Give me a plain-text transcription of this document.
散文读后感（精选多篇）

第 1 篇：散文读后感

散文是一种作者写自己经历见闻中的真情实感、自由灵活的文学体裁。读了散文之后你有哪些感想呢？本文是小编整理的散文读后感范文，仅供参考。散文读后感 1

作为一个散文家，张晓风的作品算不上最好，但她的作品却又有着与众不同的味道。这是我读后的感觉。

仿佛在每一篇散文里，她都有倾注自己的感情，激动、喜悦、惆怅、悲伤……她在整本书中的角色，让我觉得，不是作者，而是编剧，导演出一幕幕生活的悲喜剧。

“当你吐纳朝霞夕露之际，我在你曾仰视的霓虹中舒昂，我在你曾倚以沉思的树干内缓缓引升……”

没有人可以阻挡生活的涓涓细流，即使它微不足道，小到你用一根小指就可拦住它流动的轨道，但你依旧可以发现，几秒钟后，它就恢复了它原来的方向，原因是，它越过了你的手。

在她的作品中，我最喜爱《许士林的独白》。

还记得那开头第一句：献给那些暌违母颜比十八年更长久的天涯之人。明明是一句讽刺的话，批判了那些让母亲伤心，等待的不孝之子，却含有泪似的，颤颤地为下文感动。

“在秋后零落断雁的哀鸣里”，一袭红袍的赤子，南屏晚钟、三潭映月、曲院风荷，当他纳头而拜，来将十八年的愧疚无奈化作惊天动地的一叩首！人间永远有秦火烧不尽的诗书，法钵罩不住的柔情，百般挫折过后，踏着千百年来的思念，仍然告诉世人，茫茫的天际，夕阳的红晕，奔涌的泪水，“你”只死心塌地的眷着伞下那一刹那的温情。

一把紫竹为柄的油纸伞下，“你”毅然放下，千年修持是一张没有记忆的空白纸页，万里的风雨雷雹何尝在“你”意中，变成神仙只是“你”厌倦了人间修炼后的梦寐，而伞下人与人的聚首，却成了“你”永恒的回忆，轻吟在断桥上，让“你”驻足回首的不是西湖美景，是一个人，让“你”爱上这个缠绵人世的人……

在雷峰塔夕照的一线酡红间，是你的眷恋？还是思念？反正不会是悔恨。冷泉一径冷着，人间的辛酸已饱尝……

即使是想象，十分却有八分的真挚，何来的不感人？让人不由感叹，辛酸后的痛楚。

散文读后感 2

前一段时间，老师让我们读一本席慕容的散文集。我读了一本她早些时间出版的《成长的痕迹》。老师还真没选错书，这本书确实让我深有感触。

· · · · · · ·

Your task is to repeat the data exactly; please include every line.

Give me a plain-text transcription of this document.
散文读后感（精选多篇）

第 1 篇：散文读后感

散文是一种作者写自己经历见闻中的真情实感、自由灵活的文学体裁。读了散文之后你有哪些感想呢？本文是小编整理的散文读后感范文，仅供参考。散文读后感 1

作为一个散文家，张晓风的作品算不上最好，但她的作品却又有着与众不同的味道。这是我读后的感觉。

仿佛在每一篇散文里，她都有倾注自己的感情，激动、喜悦、惆怅、悲伤……她在整本书中的角色，让我觉得，不是作者，而是编剧，导演出一幕幕生活的悲喜剧。

“当你吐纳朝霞夕露之际，我在你曾仰视的霓虹中舒昂，我在你曾倚以沉思的树干内缓缓引升……”

没有人可以阻挡生活的涓涓细流，即使它微不足道，小到你用一根小指就可拦住它流动的轨道，但你依旧可以发现，几秒钟后，它就恢复了它原来的方向，原因是，它越过了你的手。

在她的作品中，我最喜爱《许士林的独白》。

还记得那开头第一句：献给那些暌违母颜比十八年更长久的天涯之人。明明是一句讽刺的话，批判了那些让母亲伤心，等待的不孝之子，却含有泪似的，颤颤地为下文感动。

“在秋后零落断雁的哀鸣里”，一袭红袍的赤子，南屏晚钟、三潭映月、曲院风荷，当他纳头而拜，来将十八年的愧疚无奈化作惊天动地的一叩首！人间永远有秦火烧不尽的诗书，法钵罩不住的柔情，百般挫折过后，踏着千百年来的思念，仍然告诉世人，茫茫的天际，夕阳的红晕，奔涌的泪水，“你”只死心塌地的眷着伞下那一刹那的温情。

一把紫竹为柄的油纸伞下，“你”毅然放下，千年修持是一张没有记忆的空白纸页，万里的风雨雷雹何尝在“你”意中，变成神仙只是“你”厌倦了人间修炼后的梦寐，而伞下人与人的聚首，却成了“你”永恒的回忆，轻吟在断桥上，让“你”驻足回首的不是西湖美景，是一个人，让“你”爱上这个缠绵人世的人……

在雷峰塔夕照的一线酡红间，是你的眷恋？还是思念？反正不会是悔恨。冷泉一径冷着，人间的辛酸已饱尝……

即使是想象，十分却有八分的真挚，何来的不感人？让人不由感叹，辛酸后的痛楚。

散文读后感 2

前一段时间，老师让我们读一本席慕容的散文集。我读了一本她早些时间出版的《成长的痕迹》。老师还真没选错书，这本书确实让我深有感触。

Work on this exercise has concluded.